**DIRECTION:**
Reproduce each line exactly, including spacing and punctuation.

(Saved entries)
Begin

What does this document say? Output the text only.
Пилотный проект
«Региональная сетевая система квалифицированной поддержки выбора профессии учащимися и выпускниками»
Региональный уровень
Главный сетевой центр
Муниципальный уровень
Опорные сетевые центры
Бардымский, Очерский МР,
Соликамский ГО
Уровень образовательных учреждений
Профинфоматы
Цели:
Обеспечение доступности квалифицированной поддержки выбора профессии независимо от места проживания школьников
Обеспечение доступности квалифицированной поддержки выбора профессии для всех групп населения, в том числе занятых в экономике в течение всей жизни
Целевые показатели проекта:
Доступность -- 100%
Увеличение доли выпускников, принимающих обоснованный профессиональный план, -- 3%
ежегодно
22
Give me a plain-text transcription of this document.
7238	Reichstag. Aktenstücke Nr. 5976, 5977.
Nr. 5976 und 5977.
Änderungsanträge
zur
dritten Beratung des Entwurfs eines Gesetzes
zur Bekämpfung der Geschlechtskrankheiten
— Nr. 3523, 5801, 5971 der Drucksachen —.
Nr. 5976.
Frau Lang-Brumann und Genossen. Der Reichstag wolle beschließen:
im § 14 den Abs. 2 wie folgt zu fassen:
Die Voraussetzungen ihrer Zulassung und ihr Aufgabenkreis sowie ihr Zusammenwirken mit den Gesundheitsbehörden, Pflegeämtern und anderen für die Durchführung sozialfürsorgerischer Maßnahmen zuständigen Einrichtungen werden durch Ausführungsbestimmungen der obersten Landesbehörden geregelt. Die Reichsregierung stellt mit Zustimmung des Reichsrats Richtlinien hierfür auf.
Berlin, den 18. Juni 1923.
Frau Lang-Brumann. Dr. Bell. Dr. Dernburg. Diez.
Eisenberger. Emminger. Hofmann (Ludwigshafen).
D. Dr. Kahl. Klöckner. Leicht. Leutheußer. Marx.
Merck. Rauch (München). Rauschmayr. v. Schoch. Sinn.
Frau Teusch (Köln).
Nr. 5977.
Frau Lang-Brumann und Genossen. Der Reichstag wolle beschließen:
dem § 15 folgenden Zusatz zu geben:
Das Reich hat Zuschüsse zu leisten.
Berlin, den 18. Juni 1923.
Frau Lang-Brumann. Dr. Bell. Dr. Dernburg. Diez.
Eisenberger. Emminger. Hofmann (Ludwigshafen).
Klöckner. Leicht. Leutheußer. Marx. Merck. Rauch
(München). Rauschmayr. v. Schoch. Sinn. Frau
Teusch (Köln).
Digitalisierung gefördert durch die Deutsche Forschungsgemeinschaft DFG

End

**EXPECTED OUTPUT:**
What does this document say? Output the text only.
Пилотный проект
«Региональная сетевая система квалифицированной поддержки выбора профессии учащимися и выпускниками»
Региональный уровень
Главный сетевой центр
Муниципальный уровень
Опорные сетевые центры
Бардымский, Очерский МР,
Соликамский ГО
Уровень образовательных учреждений
Профинфоматы
Цели:
Обеспечение доступности квалифицированной поддержки выбора профессии независимо от места проживания школьников
Обеспечение доступности квалифицированной поддержки выбора профессии для всех групп населения, в том числе занятых в экономике в течение всей жизни
Целевые показатели проекта:
Доступность -- 100%
Увеличение доли выпускников, принимающих обоснованный профессиональный план, -- 3%
ежегодно
22
Give me a plain-text transcription of this document.
7238	Reichstag. Aktenstücke Nr. 5976, 5977.
Nr. 5976 und 5977.
Änderungsanträge
zur
dritten Beratung des Entwurfs eines Gesetzes
zur Bekämpfung der Geschlechtskrankheiten
— Nr. 3523, 5801, 5971 der Drucksachen —.
Nr. 5976.
Frau Lang-Brumann und Genossen. Der Reichstag wolle beschließen:
im § 14 den Abs. 2 wie folgt zu fassen:
Die Voraussetzungen ihrer Zulassung und ihr Aufgabenkreis sowie ihr Zusammenwirken mit den Gesundheitsbehörden, Pflegeämtern und anderen für die Durchführung sozialfürsorgerischer Maßnahmen zuständigen Einrichtungen werden durch Ausführungsbestimmungen der obersten Landesbehörden geregelt. Die Reichsregierung stellt mit Zustimmung des Reichsrats Richtlinien hierfür auf.
Berlin, den 18. Juni 1923.
Frau Lang-Brumann. Dr. Bell. Dr. Dernburg. Diez.
Eisenberger. Emminger. Hofmann (Ludwigshafen).
D. Dr. Kahl. Klöckner. Leicht. Leutheußer. Marx.
Merck. Rauch (München). Rauschmayr. v. Schoch. Sinn.
Frau Teusch (Köln).
Nr. 5977.
Frau Lang-Brumann und Genossen. Der Reichstag wolle beschließen:
dem § 15 folgenden Zusatz zu geben:
Das Reich hat Zuschüsse zu leisten.
Berlin, den 18. Juni 1923.
Frau Lang-Brumann. Dr. Bell. Dr. Dernburg. Diez.
Eisenberger. Emminger. Hofmann (Ludwigshafen).
Klöckner. Leicht. Leutheußer. Marx. Merck. Rauch
(München). Rauschmayr. v. Schoch. Sinn. Frau
Teusch (Köln).
Digitalisierung gefördert durch die Deutsche Forschungsgemeinschaft DFG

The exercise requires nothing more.